CONSIGNES:
A. Mettez à jour le passage du texte sur le mot dominer compris entre "Dans le mot" et "comme une réticence." inclus, en remplaçant "une nation" par "un royaume".
B. Indiquez si chacune des affirmations suivantes est conforme au texte sur le mot dominer, en répondant par oui ou par non et en citant les mots qui le prouvent : (i) s’il existe des dominateurs, il existe aussi des dominés ; (ii) le fardeau du Prince de la paix est lourd ; (iii) le héros de la foi est le dominateur fabriqué par les hommes.

───── TEXTE DU DOCUMENT ─────

Dans le mot dominer il y a le mot maître. Être maître, être le maître. On maîtrise une situation, on maîtrise des hommes, une nation, un peuple. Il y a dans ce mot quelque chose qui fait peur, quelque chose tout au moins qui provoque en nous comme une réticence.
Dominer c’est encore plus fort, ça va plus loin. On dit parfois de quelqu’un qu’il est dominateur. S’il y a des « dominateurs », il y a des « dominés ». Être dominé, c’est être à la merci de l’autre, un peu comme son esclave.
C’est justement cela que le héros de la foi veut subvertir. Ce héros, justement, qui dominera sur des peuples nombreux, n’est pas le dominateur fabriqué par les hommes. C’est le Prince de la paix et son joug est doux, nous dit l’Écriture, son fardeau est léger.

───── DONNÉES FOURNIES ─────

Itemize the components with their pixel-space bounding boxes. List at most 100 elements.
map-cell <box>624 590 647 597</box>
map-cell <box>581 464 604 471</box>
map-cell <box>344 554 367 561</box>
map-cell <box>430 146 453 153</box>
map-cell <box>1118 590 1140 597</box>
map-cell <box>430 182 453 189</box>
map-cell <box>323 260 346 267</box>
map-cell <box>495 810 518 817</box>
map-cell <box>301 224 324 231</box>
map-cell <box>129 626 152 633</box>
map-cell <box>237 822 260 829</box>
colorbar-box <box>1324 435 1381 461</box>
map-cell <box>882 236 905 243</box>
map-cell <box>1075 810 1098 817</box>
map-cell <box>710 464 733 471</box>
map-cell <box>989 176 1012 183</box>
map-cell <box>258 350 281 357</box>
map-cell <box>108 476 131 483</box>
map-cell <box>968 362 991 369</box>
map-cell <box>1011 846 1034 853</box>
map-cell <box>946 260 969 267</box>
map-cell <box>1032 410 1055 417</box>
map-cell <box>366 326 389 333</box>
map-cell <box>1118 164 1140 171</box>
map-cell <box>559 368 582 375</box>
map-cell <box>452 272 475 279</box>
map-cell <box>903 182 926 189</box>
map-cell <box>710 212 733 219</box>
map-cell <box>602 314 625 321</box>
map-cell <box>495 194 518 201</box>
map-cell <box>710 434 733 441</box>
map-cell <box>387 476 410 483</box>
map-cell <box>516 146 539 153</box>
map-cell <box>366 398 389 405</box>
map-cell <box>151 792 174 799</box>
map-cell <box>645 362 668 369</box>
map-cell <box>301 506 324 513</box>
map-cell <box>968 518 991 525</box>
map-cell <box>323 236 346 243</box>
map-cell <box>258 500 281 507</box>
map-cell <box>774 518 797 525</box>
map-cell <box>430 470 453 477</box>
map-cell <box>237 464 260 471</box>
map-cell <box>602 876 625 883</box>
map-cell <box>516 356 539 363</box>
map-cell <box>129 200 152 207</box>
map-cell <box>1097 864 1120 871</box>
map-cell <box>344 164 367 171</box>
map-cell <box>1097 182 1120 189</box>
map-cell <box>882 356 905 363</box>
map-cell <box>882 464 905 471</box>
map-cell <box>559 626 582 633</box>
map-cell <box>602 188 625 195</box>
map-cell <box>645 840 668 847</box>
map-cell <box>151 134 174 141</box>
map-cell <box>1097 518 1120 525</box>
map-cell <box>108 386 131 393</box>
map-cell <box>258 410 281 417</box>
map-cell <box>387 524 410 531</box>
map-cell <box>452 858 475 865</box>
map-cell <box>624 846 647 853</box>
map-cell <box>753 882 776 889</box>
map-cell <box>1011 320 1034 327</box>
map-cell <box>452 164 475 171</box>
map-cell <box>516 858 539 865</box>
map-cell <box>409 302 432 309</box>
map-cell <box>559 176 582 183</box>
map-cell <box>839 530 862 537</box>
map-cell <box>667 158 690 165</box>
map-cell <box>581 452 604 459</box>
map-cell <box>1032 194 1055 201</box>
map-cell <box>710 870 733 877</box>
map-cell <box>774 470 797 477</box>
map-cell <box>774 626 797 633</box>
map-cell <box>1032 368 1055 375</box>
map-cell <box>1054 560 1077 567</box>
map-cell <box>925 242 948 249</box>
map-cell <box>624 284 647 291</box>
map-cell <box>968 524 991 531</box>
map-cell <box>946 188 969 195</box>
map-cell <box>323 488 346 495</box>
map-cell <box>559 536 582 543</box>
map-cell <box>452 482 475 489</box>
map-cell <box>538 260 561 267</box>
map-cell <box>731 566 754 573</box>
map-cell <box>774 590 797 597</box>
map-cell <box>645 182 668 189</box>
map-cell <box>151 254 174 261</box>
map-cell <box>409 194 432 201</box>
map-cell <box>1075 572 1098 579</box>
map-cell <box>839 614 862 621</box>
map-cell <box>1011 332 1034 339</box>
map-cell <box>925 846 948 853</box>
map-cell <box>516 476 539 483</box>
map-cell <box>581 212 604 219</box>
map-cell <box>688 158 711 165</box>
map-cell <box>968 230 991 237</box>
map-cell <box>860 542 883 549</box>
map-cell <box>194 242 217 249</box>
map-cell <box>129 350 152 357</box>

─────

RÉPONSES:
A.
Dans le mot dominer il y a le mot maître. Être maître, être le maître. On maîtrise une situation, on maîtrise des hommes, un royaume, un peuple. Il y a dans ce mot quelque chose qui fait peur, quelque chose tout au moins qui provoque en nous comme une réticence.

B.
(i) Oui : « S’il y a des « dominateurs », il y a des « dominés ». »
(ii) Non : « son fardeau est léger »
(iii) Non : « n’est pas le dominateur fabriqué par les hommes »